## [Problem details]
Read through the entries below and return each line with the word "name".

* start Material for this task *

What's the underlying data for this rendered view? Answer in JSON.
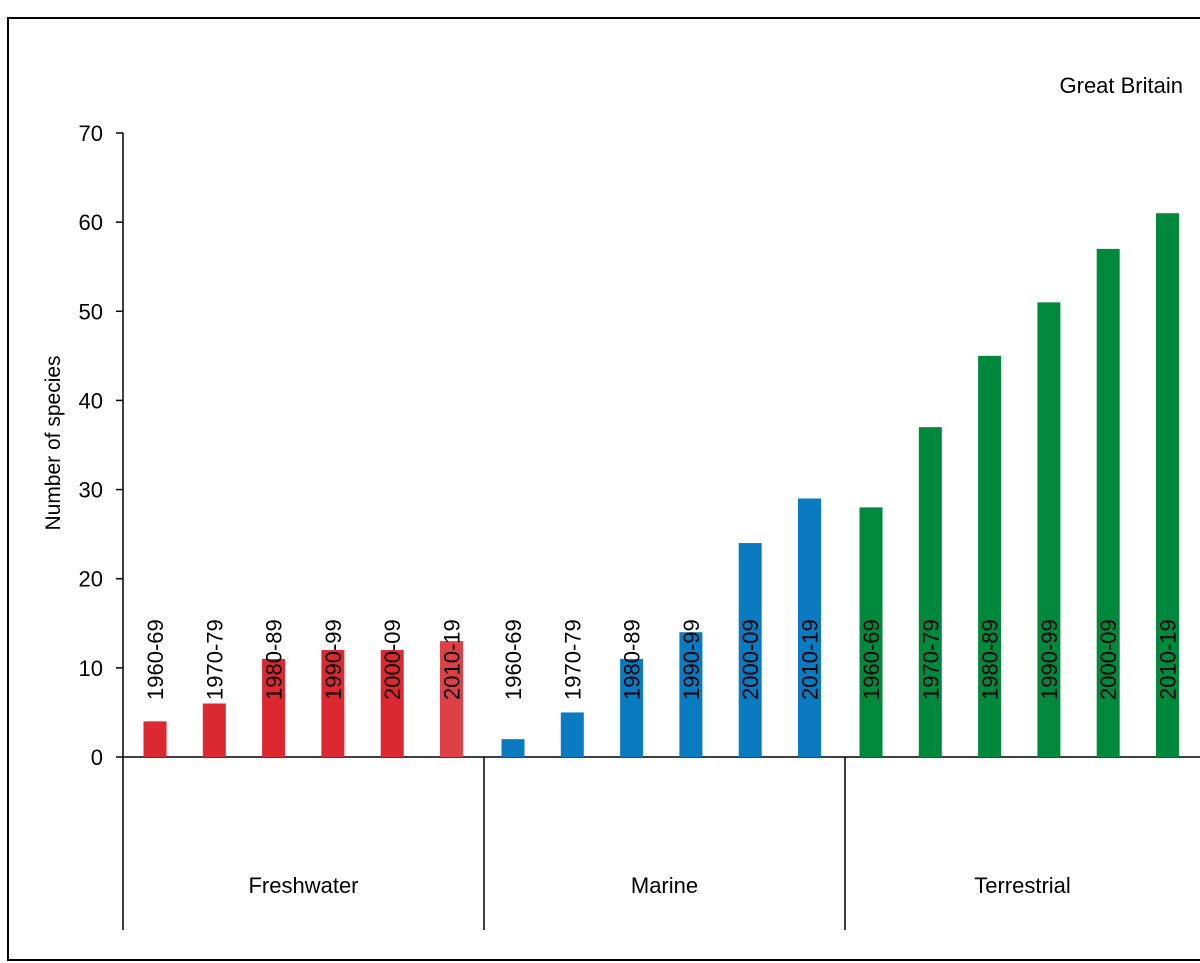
{
  "chart_data": {
    "type": "bar",
    "title": "",
    "annotation": "Great Britain",
    "ylabel": "Number of species",
    "xlabel": "",
    "ylim": [
      0,
      70
    ],
    "yticks": [
      0,
      10,
      20,
      30,
      40,
      50,
      60,
      70
    ],
    "grid": false,
    "groups": [
      {
        "name": "Freshwater",
        "color": "#dc2830",
        "categories": [
          "1960-69",
          "1970-79",
          "1980-89",
          "1990-99",
          "2000-09",
          "2010-19"
        ],
        "values": [
          4,
          6,
          11,
          12,
          12,
          13
        ],
        "bar_colors": [
          "#dc2830",
          "#dc2830",
          "#dc2830",
          "#dc2830",
          "#dc2830",
          "#de4048"
        ]
      },
      {
        "name": "Marine",
        "color": "#0a7bc0",
        "categories": [
          "1960-69",
          "1970-79",
          "1980-89",
          "1990-99",
          "2000-09",
          "2010-19"
        ],
        "values": [
          2,
          5,
          11,
          14,
          24,
          29
        ],
        "bar_colors": [
          "#0a7bc0",
          "#0a7bc0",
          "#0a7bc0",
          "#0a7bc0",
          "#0a7bc0",
          "#0a7bc0"
        ]
      },
      {
        "name": "Terrestrial",
        "color": "#00893d",
        "categories": [
          "1960-69",
          "1970-79",
          "1980-89",
          "1990-99",
          "2000-09",
          "2010-19"
        ],
        "values": [
          28,
          37,
          45,
          51,
          57,
          61
        ],
        "bar_colors": [
          "#00893d",
          "#00893d",
          "#00893d",
          "#00893d",
          "#00893d",
          "#00893d"
        ]
      }
    ]
  }
}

* end Material for this task *

## [Response to this task]
        "name": "Freshwater",
        "name": "Marine",
        "name": "Terrestrial",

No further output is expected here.